> _Given problem_
Write out the complete material exactly as it stands.

> _Entries shown_
++++++++
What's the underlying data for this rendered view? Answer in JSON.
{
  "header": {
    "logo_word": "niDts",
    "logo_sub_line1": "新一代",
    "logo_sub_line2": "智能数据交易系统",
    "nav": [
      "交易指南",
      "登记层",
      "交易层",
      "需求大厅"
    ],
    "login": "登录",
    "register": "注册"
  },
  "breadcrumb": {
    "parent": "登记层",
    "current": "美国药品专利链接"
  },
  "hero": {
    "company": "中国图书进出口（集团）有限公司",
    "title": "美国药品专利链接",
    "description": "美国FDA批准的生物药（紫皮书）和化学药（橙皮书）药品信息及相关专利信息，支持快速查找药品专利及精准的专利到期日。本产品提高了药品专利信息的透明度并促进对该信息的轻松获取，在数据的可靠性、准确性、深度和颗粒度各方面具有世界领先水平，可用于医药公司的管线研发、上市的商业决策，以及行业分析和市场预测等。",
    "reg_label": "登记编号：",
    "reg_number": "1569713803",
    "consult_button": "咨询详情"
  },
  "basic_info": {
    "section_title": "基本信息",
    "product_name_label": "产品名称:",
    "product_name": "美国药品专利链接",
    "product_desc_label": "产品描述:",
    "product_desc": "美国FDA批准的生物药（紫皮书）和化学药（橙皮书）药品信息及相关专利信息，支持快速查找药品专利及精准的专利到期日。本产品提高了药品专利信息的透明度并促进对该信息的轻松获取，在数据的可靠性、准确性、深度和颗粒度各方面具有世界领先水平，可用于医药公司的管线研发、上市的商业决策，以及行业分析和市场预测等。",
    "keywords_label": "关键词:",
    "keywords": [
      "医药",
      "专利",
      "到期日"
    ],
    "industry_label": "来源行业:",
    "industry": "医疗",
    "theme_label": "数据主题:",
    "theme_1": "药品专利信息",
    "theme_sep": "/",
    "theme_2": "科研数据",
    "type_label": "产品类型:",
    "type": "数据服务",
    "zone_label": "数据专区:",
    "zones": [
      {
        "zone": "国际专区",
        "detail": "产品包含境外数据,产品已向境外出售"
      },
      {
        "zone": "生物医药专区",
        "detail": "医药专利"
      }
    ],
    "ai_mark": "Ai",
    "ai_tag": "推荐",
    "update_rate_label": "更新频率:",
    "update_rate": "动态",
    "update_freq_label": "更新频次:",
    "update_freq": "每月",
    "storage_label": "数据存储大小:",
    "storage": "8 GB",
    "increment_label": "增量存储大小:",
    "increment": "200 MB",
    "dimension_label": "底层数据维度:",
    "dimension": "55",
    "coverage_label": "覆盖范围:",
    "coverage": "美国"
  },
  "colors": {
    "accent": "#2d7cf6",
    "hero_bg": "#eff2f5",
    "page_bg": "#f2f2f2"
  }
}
++++++++
> _Solved exercise_
What's the underlying data for this rendered view? Answer in JSON.
{
  "header": {
    "logo_word": "niDts",
    "logo_sub_line1": "新一代",
    "logo_sub_line2": "智能数据交易系统",
    "nav": [
      "交易指南",
      "登记层",
      "交易层",
      "需求大厅"
    ],
    "login": "登录",
    "register": "注册"
  },
  "breadcrumb": {
    "parent": "登记层",
    "current": "美国药品专利链接"
  },
  "hero": {
    "company": "中国图书进出口（集团）有限公司",
    "title": "美国药品专利链接",
    "description": "美国FDA批准的生物药（紫皮书）和化学药（橙皮书）药品信息及相关专利信息，支持快速查找药品专利及精准的专利到期日。本产品提高了药品专利信息的透明度并促进对该信息的轻松获取，在数据的可靠性、准确性、深度和颗粒度各方面具有世界领先水平，可用于医药公司的管线研发、上市的商业决策，以及行业分析和市场预测等。",
    "reg_label": "登记编号：",
    "reg_number": "1569713803",
    "consult_button": "咨询详情"
  },
  "basic_info": {
    "section_title": "基本信息",
    "product_name_label": "产品名称:",
    "product_name": "美国药品专利链接",
    "product_desc_label": "产品描述:",
    "product_desc": "美国FDA批准的生物药（紫皮书）和化学药（橙皮书）药品信息及相关专利信息，支持快速查找药品专利及精准的专利到期日。本产品提高了药品专利信息的透明度并促进对该信息的轻松获取，在数据的可靠性、准确性、深度和颗粒度各方面具有世界领先水平，可用于医药公司的管线研发、上市的商业决策，以及行业分析和市场预测等。",
    "keywords_label": "关键词:",
    "keywords": [
      "医药",
      "专利",
      "到期日"
    ],
    "industry_label": "来源行业:",
    "industry": "医疗",
    "theme_label": "数据主题:",
    "theme_1": "药品专利信息",
    "theme_sep": "/",
    "theme_2": "科研数据",
    "type_label": "产品类型:",
    "type": "数据服务",
    "zone_label": "数据专区:",
    "zones": [
      {
        "zone": "国际专区",
        "detail": "产品包含境外数据,产品已向境外出售"
      },
      {
        "zone": "生物医药专区",
        "detail": "医药专利"
      }
    ],
    "ai_mark": "Ai",
    "ai_tag": "推荐",
    "update_rate_label": "更新频率:",
    "update_rate": "动态",
    "update_freq_label": "更新频次:",
    "update_freq": "每月",
    "storage_label": "数据存储大小:",
    "storage": "8 GB",
    "increment_label": "增量存储大小:",
    "increment": "200 MB",
    "dimension_label": "底层数据维度:",
    "dimension": "55",
    "coverage_label": "覆盖范围:",
    "coverage": "美国"
  },
  "colors": {
    "accent": "#2d7cf6",
    "hero_bg": "#eff2f5",
    "page_bg": "#f2f2f2"
  }
}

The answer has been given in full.